⟨

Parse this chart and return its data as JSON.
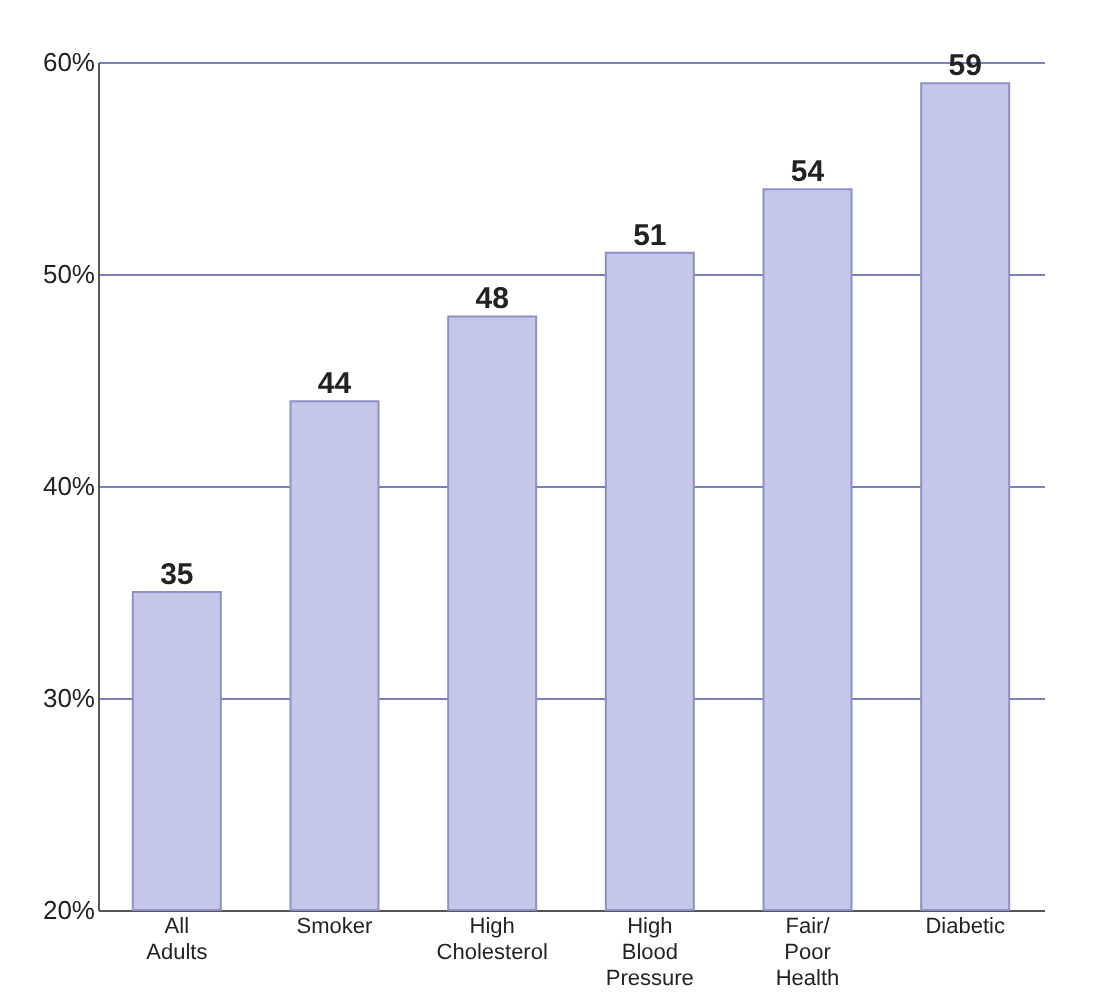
{
  "chart_data": {
    "type": "bar",
    "categories": [
      "All Adults",
      "Smoker",
      "High Cholesterol",
      "High Blood Pressure",
      "Fair/ Poor Health",
      "Diabetic"
    ],
    "values": [
      35,
      44,
      48,
      51,
      54,
      59
    ],
    "color": "#c5c7e8",
    "ylim": [
      20,
      60
    ],
    "yticks": [
      {
        "value": 20,
        "label": "20%"
      },
      {
        "value": 30,
        "label": "30%"
      },
      {
        "value": 40,
        "label": "40%"
      },
      {
        "value": 50,
        "label": "50%"
      },
      {
        "value": 60,
        "label": "60%"
      }
    ],
    "grid": "y",
    "data_labels": true
  }
}
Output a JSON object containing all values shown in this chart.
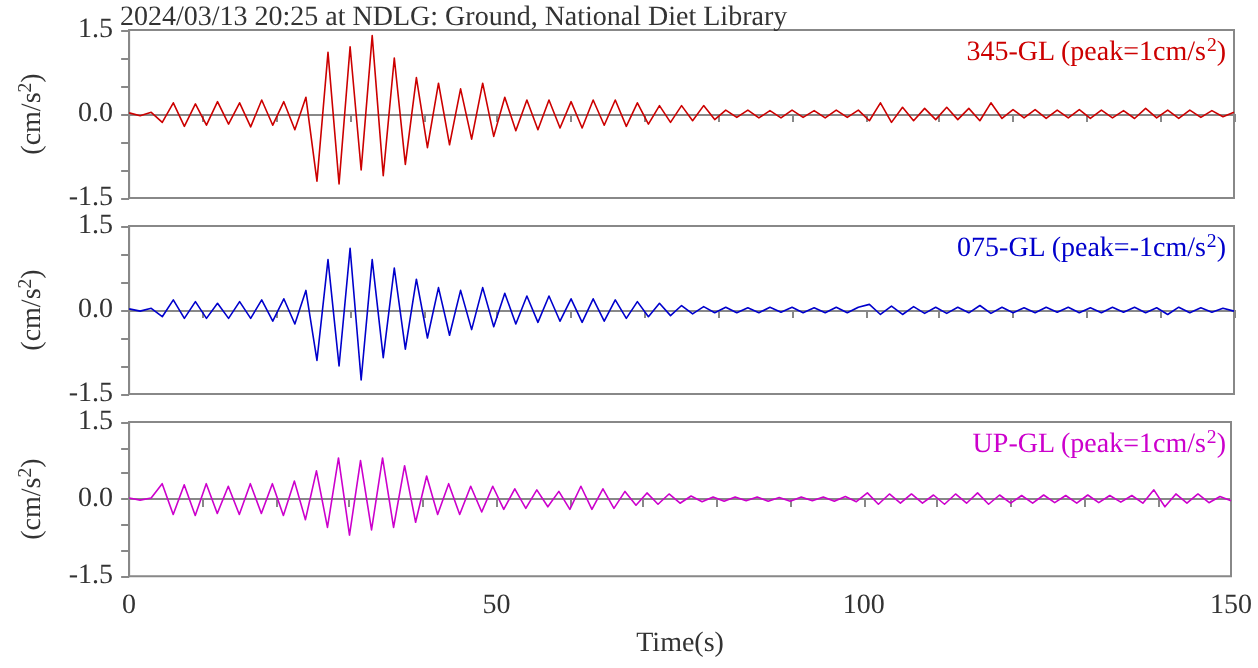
{
  "chart_data": [
    {
      "type": "line",
      "title": "2024/03/13 20:25 at NDLG: Ground, National Diet Library",
      "ylabel": "(cm/s$^{2}$)",
      "annotations": [
        "345-GL (peak=1cm/s$^{2}$)"
      ],
      "tick_labels": "y",
      "marker": "none",
      "line_style": "solid",
      "xlim": [
        0,
        150
      ],
      "xticks": [
        0,
        {
          "value": 10,
          "label": null
        },
        {
          "value": 20,
          "label": null
        },
        {
          "value": 30,
          "label": null
        },
        {
          "value": 40,
          "label": null
        },
        50,
        {
          "value": 60,
          "label": null
        },
        {
          "value": 70,
          "label": null
        },
        {
          "value": 80,
          "label": null
        },
        {
          "value": 90,
          "label": null
        },
        100,
        {
          "value": 110,
          "label": null
        },
        {
          "value": 120,
          "label": null
        },
        {
          "value": 130,
          "label": null
        },
        {
          "value": 140,
          "label": null
        },
        150
      ],
      "ylim": [
        -1.5,
        1.5
      ],
      "yticks": [
        {
          "value": -1.5,
          "label": "-1.5"
        },
        {
          "value": -1,
          "label": null
        },
        {
          "value": -0.5,
          "label": null
        },
        {
          "value": 0,
          "label": "0.0"
        },
        {
          "value": 0.5,
          "label": null
        },
        {
          "value": 1,
          "label": null
        },
        {
          "value": 1.5,
          "label": "1.5"
        }
      ],
      "x": [
        0,
        1.5,
        3,
        4.5,
        6,
        7.5,
        9,
        10.5,
        12,
        13.5,
        15,
        16.5,
        18,
        19.5,
        21,
        22.5,
        24,
        25.5,
        27,
        28.5,
        30,
        31.5,
        33,
        34.5,
        36,
        37.5,
        39,
        40.5,
        42,
        43.5,
        45,
        46.5,
        48,
        49.5,
        51,
        52.5,
        54,
        55.5,
        57,
        58.5,
        60,
        61.5,
        63,
        64.5,
        66,
        67.5,
        69,
        70.5,
        72,
        73.5,
        75,
        76.5,
        78,
        79.5,
        81,
        82.5,
        84,
        85.5,
        87,
        88.5,
        90,
        91.5,
        93,
        94.5,
        96,
        97.5,
        99,
        100.5,
        102,
        103.5,
        105,
        106.5,
        108,
        109.5,
        111,
        112.5,
        114,
        115.5,
        117,
        118.5,
        120,
        121.5,
        123,
        124.5,
        126,
        127.5,
        129,
        130.5,
        132,
        133.5,
        135,
        136.5,
        138,
        139.5,
        141,
        142.5,
        144,
        145.5,
        147,
        148.5,
        150
      ],
      "series": [
        {
          "color": "#cc0000",
          "values": [
            0.02,
            -0.03,
            0.03,
            -0.15,
            0.2,
            -0.22,
            0.18,
            -0.2,
            0.22,
            -0.18,
            0.2,
            -0.23,
            0.25,
            -0.2,
            0.22,
            -0.28,
            0.3,
            -1.2,
            1.1,
            -1.25,
            1.2,
            -1.0,
            1.4,
            -1.1,
            1.0,
            -0.9,
            0.65,
            -0.6,
            0.55,
            -0.55,
            0.45,
            -0.45,
            0.55,
            -0.4,
            0.3,
            -0.3,
            0.25,
            -0.28,
            0.25,
            -0.25,
            0.22,
            -0.25,
            0.25,
            -0.2,
            0.25,
            -0.22,
            0.2,
            -0.18,
            0.15,
            -0.15,
            0.15,
            -0.12,
            0.15,
            -0.1,
            0.07,
            -0.06,
            0.07,
            -0.07,
            0.06,
            -0.07,
            0.07,
            -0.06,
            0.06,
            -0.07,
            0.07,
            -0.06,
            0.07,
            -0.12,
            0.2,
            -0.15,
            0.12,
            -0.12,
            0.1,
            -0.1,
            0.12,
            -0.1,
            0.1,
            -0.12,
            0.2,
            -0.08,
            0.08,
            -0.07,
            0.08,
            -0.08,
            0.07,
            -0.07,
            0.08,
            -0.08,
            0.07,
            -0.07,
            0.06,
            -0.08,
            0.1,
            -0.07,
            0.07,
            -0.08,
            0.07,
            -0.06,
            0.06,
            -0.05,
            0.03
          ]
        }
      ]
    },
    {
      "type": "line",
      "ylabel": "(cm/s$^{2}$)",
      "annotations": [
        "075-GL (peak=-1cm/s$^{2}$)"
      ],
      "tick_labels": "y",
      "marker": "none",
      "line_style": "solid",
      "xlim": [
        0,
        150
      ],
      "xticks": [
        0,
        {
          "value": 10,
          "label": null
        },
        {
          "value": 20,
          "label": null
        },
        {
          "value": 30,
          "label": null
        },
        {
          "value": 40,
          "label": null
        },
        50,
        {
          "value": 60,
          "label": null
        },
        {
          "value": 70,
          "label": null
        },
        {
          "value": 80,
          "label": null
        },
        {
          "value": 90,
          "label": null
        },
        100,
        {
          "value": 110,
          "label": null
        },
        {
          "value": 120,
          "label": null
        },
        {
          "value": 130,
          "label": null
        },
        {
          "value": 140,
          "label": null
        },
        150
      ],
      "ylim": [
        -1.5,
        1.5
      ],
      "yticks": [
        {
          "value": -1.5,
          "label": "-1.5"
        },
        {
          "value": -1,
          "label": null
        },
        {
          "value": -0.5,
          "label": null
        },
        {
          "value": 0,
          "label": "0.0"
        },
        {
          "value": 0.5,
          "label": null
        },
        {
          "value": 1,
          "label": null
        },
        {
          "value": 1.5,
          "label": "1.5"
        }
      ],
      "x": [
        0,
        1.5,
        3,
        4.5,
        6,
        7.5,
        9,
        10.5,
        12,
        13.5,
        15,
        16.5,
        18,
        19.5,
        21,
        22.5,
        24,
        25.5,
        27,
        28.5,
        30,
        31.5,
        33,
        34.5,
        36,
        37.5,
        39,
        40.5,
        42,
        43.5,
        45,
        46.5,
        48,
        49.5,
        51,
        52.5,
        54,
        55.5,
        57,
        58.5,
        60,
        61.5,
        63,
        64.5,
        66,
        67.5,
        69,
        70.5,
        72,
        73.5,
        75,
        76.5,
        78,
        79.5,
        81,
        82.5,
        84,
        85.5,
        87,
        88.5,
        90,
        91.5,
        93,
        94.5,
        96,
        97.5,
        99,
        100.5,
        102,
        103.5,
        105,
        106.5,
        108,
        109.5,
        111,
        112.5,
        114,
        115.5,
        117,
        118.5,
        120,
        121.5,
        123,
        124.5,
        126,
        127.5,
        129,
        130.5,
        132,
        133.5,
        135,
        136.5,
        138,
        139.5,
        141,
        142.5,
        144,
        145.5,
        147,
        148.5,
        150
      ],
      "series": [
        {
          "color": "#0000cc",
          "values": [
            0.02,
            -0.02,
            0.03,
            -0.12,
            0.18,
            -0.15,
            0.15,
            -0.15,
            0.12,
            -0.15,
            0.15,
            -0.15,
            0.18,
            -0.2,
            0.2,
            -0.25,
            0.35,
            -0.9,
            0.9,
            -1.0,
            1.1,
            -1.25,
            0.9,
            -0.85,
            0.75,
            -0.7,
            0.55,
            -0.5,
            0.4,
            -0.45,
            0.35,
            -0.35,
            0.4,
            -0.3,
            0.3,
            -0.25,
            0.25,
            -0.22,
            0.25,
            -0.2,
            0.2,
            -0.22,
            0.2,
            -0.2,
            0.18,
            -0.15,
            0.15,
            -0.12,
            0.12,
            -0.1,
            0.08,
            -0.07,
            0.06,
            -0.05,
            0.05,
            -0.05,
            0.04,
            -0.05,
            0.05,
            -0.04,
            0.05,
            -0.05,
            0.04,
            -0.05,
            0.05,
            -0.05,
            0.05,
            0.1,
            -0.08,
            0.07,
            -0.08,
            0.06,
            -0.06,
            0.05,
            -0.06,
            0.05,
            -0.05,
            0.08,
            -0.06,
            0.05,
            -0.05,
            0.04,
            -0.05,
            0.05,
            -0.04,
            0.05,
            -0.05,
            0.04,
            -0.05,
            0.05,
            -0.04,
            0.05,
            -0.05,
            0.04,
            -0.08,
            0.05,
            -0.05,
            0.04,
            -0.04,
            0.03,
            -0.02
          ]
        }
      ]
    },
    {
      "type": "line",
      "ylabel": "(cm/s$^{2}$)",
      "xlabel": "Time(s)",
      "annotations": [
        "UP-GL (peak=1cm/s$^{2}$)"
      ],
      "marker": "none",
      "line_style": "solid",
      "xlim": [
        0,
        150
      ],
      "xticks": [
        0,
        {
          "value": 10,
          "label": null
        },
        {
          "value": 20,
          "label": null
        },
        {
          "value": 30,
          "label": null
        },
        {
          "value": 40,
          "label": null
        },
        50,
        {
          "value": 60,
          "label": null
        },
        {
          "value": 70,
          "label": null
        },
        {
          "value": 80,
          "label": null
        },
        {
          "value": 90,
          "label": null
        },
        100,
        {
          "value": 110,
          "label": null
        },
        {
          "value": 120,
          "label": null
        },
        {
          "value": 130,
          "label": null
        },
        {
          "value": 140,
          "label": null
        },
        150
      ],
      "ylim": [
        -1.5,
        1.5
      ],
      "yticks": [
        {
          "value": -1.5,
          "label": "-1.5"
        },
        {
          "value": -1,
          "label": null
        },
        {
          "value": -0.5,
          "label": null
        },
        {
          "value": 0,
          "label": "0.0"
        },
        {
          "value": 0.5,
          "label": null
        },
        {
          "value": 1,
          "label": null
        },
        {
          "value": 1.5,
          "label": "1.5"
        }
      ],
      "x": [
        0,
        1.5,
        3,
        4.5,
        6,
        7.5,
        9,
        10.5,
        12,
        13.5,
        15,
        16.5,
        18,
        19.5,
        21,
        22.5,
        24,
        25.5,
        27,
        28.5,
        30,
        31.5,
        33,
        34.5,
        36,
        37.5,
        39,
        40.5,
        42,
        43.5,
        45,
        46.5,
        48,
        49.5,
        51,
        52.5,
        54,
        55.5,
        57,
        58.5,
        60,
        61.5,
        63,
        64.5,
        66,
        67.5,
        69,
        70.5,
        72,
        73.5,
        75,
        76.5,
        78,
        79.5,
        81,
        82.5,
        84,
        85.5,
        87,
        88.5,
        90,
        91.5,
        93,
        94.5,
        96,
        97.5,
        99,
        100.5,
        102,
        103.5,
        105,
        106.5,
        108,
        109.5,
        111,
        112.5,
        114,
        115.5,
        117,
        118.5,
        120,
        121.5,
        123,
        124.5,
        126,
        127.5,
        129,
        130.5,
        132,
        133.5,
        135,
        136.5,
        138,
        139.5,
        141,
        142.5,
        144,
        145.5,
        147,
        148.5,
        150
      ],
      "series": [
        {
          "color": "#cc00cc",
          "values": [
            0.02,
            -0.02,
            0.02,
            0.3,
            -0.3,
            0.28,
            -0.32,
            0.3,
            -0.28,
            0.25,
            -0.3,
            0.3,
            -0.28,
            0.3,
            -0.32,
            0.35,
            -0.4,
            0.55,
            -0.55,
            0.8,
            -0.7,
            0.75,
            -0.6,
            0.8,
            -0.55,
            0.65,
            -0.45,
            0.45,
            -0.3,
            0.3,
            -0.3,
            0.25,
            -0.25,
            0.25,
            -0.2,
            0.2,
            -0.18,
            0.18,
            -0.15,
            0.15,
            -0.2,
            0.25,
            -0.2,
            0.2,
            -0.18,
            0.15,
            -0.12,
            0.12,
            -0.1,
            0.1,
            -0.08,
            0.06,
            -0.05,
            0.04,
            -0.04,
            0.04,
            -0.03,
            0.04,
            -0.04,
            0.03,
            -0.04,
            0.04,
            -0.03,
            0.04,
            -0.04,
            0.05,
            -0.05,
            0.12,
            -0.1,
            0.1,
            -0.08,
            0.1,
            -0.08,
            0.08,
            -0.1,
            0.1,
            -0.08,
            0.12,
            -0.1,
            0.08,
            -0.08,
            0.07,
            -0.08,
            0.08,
            -0.07,
            0.07,
            -0.08,
            0.08,
            -0.07,
            0.07,
            -0.06,
            0.07,
            -0.08,
            0.18,
            -0.15,
            0.1,
            -0.08,
            0.1,
            -0.07,
            0.05,
            -0.03
          ]
        }
      ]
    }
  ]
}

⟩

— TASK DETAILS —
Find each line that has the word "this", then copy it out.

— ANSWER IN FULL —
Parse this chart and return its data as JSON.
Output a JSON object containing all values shown in this chart.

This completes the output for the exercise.